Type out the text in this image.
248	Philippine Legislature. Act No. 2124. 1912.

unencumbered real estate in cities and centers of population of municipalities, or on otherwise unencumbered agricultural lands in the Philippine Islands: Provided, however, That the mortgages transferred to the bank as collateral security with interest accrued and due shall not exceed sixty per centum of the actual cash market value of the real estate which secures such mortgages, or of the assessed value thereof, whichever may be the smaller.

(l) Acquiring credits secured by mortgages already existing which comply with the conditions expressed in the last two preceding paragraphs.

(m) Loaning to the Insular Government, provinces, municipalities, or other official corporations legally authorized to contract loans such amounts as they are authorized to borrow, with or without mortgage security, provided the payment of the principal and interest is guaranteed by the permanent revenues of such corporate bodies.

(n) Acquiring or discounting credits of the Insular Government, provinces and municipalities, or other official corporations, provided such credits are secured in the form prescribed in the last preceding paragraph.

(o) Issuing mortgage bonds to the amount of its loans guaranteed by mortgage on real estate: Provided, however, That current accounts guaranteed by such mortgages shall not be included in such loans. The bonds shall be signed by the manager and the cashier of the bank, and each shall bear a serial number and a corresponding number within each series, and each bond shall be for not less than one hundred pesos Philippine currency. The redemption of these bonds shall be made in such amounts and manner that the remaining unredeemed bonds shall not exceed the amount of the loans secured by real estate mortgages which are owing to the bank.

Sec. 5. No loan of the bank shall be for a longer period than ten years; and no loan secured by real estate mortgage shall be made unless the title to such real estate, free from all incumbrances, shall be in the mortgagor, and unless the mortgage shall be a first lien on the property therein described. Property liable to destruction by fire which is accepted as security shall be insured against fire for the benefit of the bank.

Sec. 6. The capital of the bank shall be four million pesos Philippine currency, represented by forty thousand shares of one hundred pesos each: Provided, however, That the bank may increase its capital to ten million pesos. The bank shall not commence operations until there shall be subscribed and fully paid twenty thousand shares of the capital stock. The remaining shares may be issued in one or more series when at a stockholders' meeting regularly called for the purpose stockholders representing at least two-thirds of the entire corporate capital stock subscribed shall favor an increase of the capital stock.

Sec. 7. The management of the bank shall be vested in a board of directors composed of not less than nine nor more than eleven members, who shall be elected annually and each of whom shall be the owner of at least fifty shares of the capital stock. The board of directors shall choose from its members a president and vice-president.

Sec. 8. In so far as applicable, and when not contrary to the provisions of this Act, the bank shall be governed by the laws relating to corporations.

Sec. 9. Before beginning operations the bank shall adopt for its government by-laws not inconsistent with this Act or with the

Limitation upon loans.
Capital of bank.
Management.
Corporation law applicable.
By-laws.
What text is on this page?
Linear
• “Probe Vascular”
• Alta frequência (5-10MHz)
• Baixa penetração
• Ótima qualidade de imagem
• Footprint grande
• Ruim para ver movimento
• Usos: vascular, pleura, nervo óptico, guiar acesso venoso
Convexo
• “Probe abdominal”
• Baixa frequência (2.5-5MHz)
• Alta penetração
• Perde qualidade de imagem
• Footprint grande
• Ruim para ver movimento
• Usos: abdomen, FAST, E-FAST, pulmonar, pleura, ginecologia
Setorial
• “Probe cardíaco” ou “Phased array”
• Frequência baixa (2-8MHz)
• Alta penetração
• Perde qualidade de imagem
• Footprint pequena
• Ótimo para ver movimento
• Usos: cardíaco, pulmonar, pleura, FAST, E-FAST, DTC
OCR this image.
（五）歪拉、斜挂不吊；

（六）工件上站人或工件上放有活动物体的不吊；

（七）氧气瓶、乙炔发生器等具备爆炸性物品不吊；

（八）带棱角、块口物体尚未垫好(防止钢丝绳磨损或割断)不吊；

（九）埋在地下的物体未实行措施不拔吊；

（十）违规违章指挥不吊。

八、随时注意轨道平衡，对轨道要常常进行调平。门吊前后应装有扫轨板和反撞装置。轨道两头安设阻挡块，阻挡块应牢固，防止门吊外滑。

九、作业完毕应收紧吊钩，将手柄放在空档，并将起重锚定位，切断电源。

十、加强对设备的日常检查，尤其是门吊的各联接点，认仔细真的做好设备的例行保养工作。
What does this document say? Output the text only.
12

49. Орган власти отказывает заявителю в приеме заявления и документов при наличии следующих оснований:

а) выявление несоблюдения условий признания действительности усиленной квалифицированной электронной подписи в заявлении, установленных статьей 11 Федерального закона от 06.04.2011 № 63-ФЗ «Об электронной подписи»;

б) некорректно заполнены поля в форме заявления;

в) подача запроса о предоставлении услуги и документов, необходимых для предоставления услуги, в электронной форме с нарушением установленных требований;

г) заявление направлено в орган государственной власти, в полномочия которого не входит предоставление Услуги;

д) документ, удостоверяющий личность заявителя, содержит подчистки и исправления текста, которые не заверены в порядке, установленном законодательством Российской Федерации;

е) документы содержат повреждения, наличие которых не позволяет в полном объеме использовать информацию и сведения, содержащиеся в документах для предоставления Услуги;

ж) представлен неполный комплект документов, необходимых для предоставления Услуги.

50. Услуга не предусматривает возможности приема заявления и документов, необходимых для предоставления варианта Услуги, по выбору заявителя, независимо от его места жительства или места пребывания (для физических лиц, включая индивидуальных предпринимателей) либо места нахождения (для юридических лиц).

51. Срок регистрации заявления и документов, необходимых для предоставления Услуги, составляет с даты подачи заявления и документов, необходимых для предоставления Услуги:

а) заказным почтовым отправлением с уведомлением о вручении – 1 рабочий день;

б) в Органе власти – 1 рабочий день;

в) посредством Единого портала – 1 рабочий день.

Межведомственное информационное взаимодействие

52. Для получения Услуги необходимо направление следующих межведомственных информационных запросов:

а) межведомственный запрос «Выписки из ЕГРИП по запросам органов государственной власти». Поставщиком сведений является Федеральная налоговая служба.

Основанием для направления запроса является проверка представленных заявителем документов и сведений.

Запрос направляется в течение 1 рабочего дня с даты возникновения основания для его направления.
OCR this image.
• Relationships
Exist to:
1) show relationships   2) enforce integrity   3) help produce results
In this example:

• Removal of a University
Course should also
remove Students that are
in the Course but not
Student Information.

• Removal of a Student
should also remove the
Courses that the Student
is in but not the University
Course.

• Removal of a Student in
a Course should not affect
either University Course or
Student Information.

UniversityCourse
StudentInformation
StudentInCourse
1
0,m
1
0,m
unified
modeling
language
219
■ ■ ■ ■ ■ ■ ■
● WHAT TO DO
The records above should be duplicated in full, exactly as given.

● SOLUTION FOR THIS PROBLEM
Type out the text in this image.
248	Philippine Legislature. Act No. 2124. 1912.

unencumbered real estate in cities and centers of population of municipalities, or on otherwise unencumbered agricultural lands in the Philippine Islands: Provided, however, That the mortgages transferred to the bank as collateral security with interest accrued and due shall not exceed sixty per centum of the actual cash market value of the real estate which secures such mortgages, or of the assessed value thereof, whichever may be the smaller.

(l) Acquiring credits secured by mortgages already existing which comply with the conditions expressed in the last two preceding paragraphs.

(m) Loaning to the Insular Government, provinces, municipalities, or other official corporations legally authorized to contract loans such amounts as they are authorized to borrow, with or without mortgage security, provided the payment of the principal and interest is guaranteed by the permanent revenues of such corporate bodies.

(n) Acquiring or discounting credits of the Insular Government, provinces and municipalities, or other official corporations, provided such credits are secured in the form prescribed in the last preceding paragraph.

(o) Issuing mortgage bonds to the amount of its loans guaranteed by mortgage on real estate: Provided, however, That current accounts guaranteed by such mortgages shall not be included in such loans. The bonds shall be signed by the manager and the cashier of the bank, and each shall bear a serial number and a corresponding number within each series, and each bond shall be for not less than one hundred pesos Philippine currency. The redemption of these bonds shall be made in such amounts and manner that the remaining unredeemed bonds shall not exceed the amount of the loans secured by real estate mortgages which are owing to the bank.

Sec. 5. No loan of the bank shall be for a longer period than ten years; and no loan secured by real estate mortgage shall be made unless the title to such real estate, free from all incumbrances, shall be in the mortgagor, and unless the mortgage shall be a first lien on the property therein described. Property liable to destruction by fire which is accepted as security shall be insured against fire for the benefit of the bank.

Sec. 6. The capital of the bank shall be four million pesos Philippine currency, represented by forty thousand shares of one hundred pesos each: Provided, however, That the bank may increase its capital to ten million pesos. The bank shall not commence operations until there shall be subscribed and fully paid twenty thousand shares of the capital stock. The remaining shares may be issued in one or more series when at a stockholders' meeting regularly called for the purpose stockholders representing at least two-thirds of the entire corporate capital stock subscribed shall favor an increase of the capital stock.

Sec. 7. The management of the bank shall be vested in a board of directors composed of not less than nine nor more than eleven members, who shall be elected annually and each of whom shall be the owner of at least fifty shares of the capital stock. The board of directors shall choose from its members a president and vice-president.

Sec. 8. In so far as applicable, and when not contrary to the provisions of this Act, the bank shall be governed by the laws relating to corporations.

Sec. 9. Before beginning operations the bank shall adopt for its government by-laws not inconsistent with this Act or with the

Limitation upon loans.
Capital of bank.
Management.
Corporation law applicable.
By-laws.
What text is on this page?
Linear
• “Probe Vascular”
• Alta frequência (5-10MHz)
• Baixa penetração
• Ótima qualidade de imagem
• Footprint grande
• Ruim para ver movimento
• Usos: vascular, pleura, nervo óptico, guiar acesso venoso
Convexo
• “Probe abdominal”
• Baixa frequência (2.5-5MHz)
• Alta penetração
• Perde qualidade de imagem
• Footprint grande
• Ruim para ver movimento
• Usos: abdomen, FAST, E-FAST, pulmonar, pleura, ginecologia
Setorial
• “Probe cardíaco” ou “Phased array”
• Frequência baixa (2-8MHz)
• Alta penetração
• Perde qualidade de imagem
• Footprint pequena
• Ótimo para ver movimento
• Usos: cardíaco, pulmonar, pleura, FAST, E-FAST, DTC
OCR this image.
（五）歪拉、斜挂不吊；

（六）工件上站人或工件上放有活动物体的不吊；

（七）氧气瓶、乙炔发生器等具备爆炸性物品不吊；

（八）带棱角、块口物体尚未垫好(防止钢丝绳磨损或割断)不吊；

（九）埋在地下的物体未实行措施不拔吊；

（十）违规违章指挥不吊。

八、随时注意轨道平衡，对轨道要常常进行调平。门吊前后应装有扫轨板和反撞装置。轨道两头安设阻挡块，阻挡块应牢固，防止门吊外滑。

九、作业完毕应收紧吊钩，将手柄放在空档，并将起重锚定位，切断电源。

十、加强对设备的日常检查，尤其是门吊的各联接点，认仔细真的做好设备的例行保养工作。
What does this document say? Output the text only.
12

49. Орган власти отказывает заявителю в приеме заявления и документов при наличии следующих оснований:

а) выявление несоблюдения условий признания действительности усиленной квалифицированной электронной подписи в заявлении, установленных статьей 11 Федерального закона от 06.04.2011 № 63-ФЗ «Об электронной подписи»;

б) некорректно заполнены поля в форме заявления;

в) подача запроса о предоставлении услуги и документов, необходимых для предоставления услуги, в электронной форме с нарушением установленных требований;

г) заявление направлено в орган государственной власти, в полномочия которого не входит предоставление Услуги;

д) документ, удостоверяющий личность заявителя, содержит подчистки и исправления текста, которые не заверены в порядке, установленном законодательством Российской Федерации;

е) документы содержат повреждения, наличие которых не позволяет в полном объеме использовать информацию и сведения, содержащиеся в документах для предоставления Услуги;

ж) представлен неполный комплект документов, необходимых для предоставления Услуги.

50. Услуга не предусматривает возможности приема заявления и документов, необходимых для предоставления варианта Услуги, по выбору заявителя, независимо от его места жительства или места пребывания (для физических лиц, включая индивидуальных предпринимателей) либо места нахождения (для юридических лиц).

51. Срок регистрации заявления и документов, необходимых для предоставления Услуги, составляет с даты подачи заявления и документов, необходимых для предоставления Услуги:

а) заказным почтовым отправлением с уведомлением о вручении – 1 рабочий день;

б) в Органе власти – 1 рабочий день;

в) посредством Единого портала – 1 рабочий день.

Межведомственное информационное взаимодействие

52. Для получения Услуги необходимо направление следующих межведомственных информационных запросов:

а) межведомственный запрос «Выписки из ЕГРИП по запросам органов государственной власти». Поставщиком сведений является Федеральная налоговая служба.

Основанием для направления запроса является проверка представленных заявителем документов и сведений.

Запрос направляется в течение 1 рабочего дня с даты возникновения основания для его направления.
OCR this image.
• Relationships
Exist to:
1) show relationships   2) enforce integrity   3) help produce results
In this example:

• Removal of a University
Course should also
remove Students that are
in the Course but not
Student Information.

• Removal of a Student
should also remove the
Courses that the Student
is in but not the University
Course.

• Removal of a Student in
a Course should not affect
either University Course or
Student Information.

UniversityCourse
StudentInformation
StudentInCourse
1
0,m
1
0,m
unified
modeling
language
219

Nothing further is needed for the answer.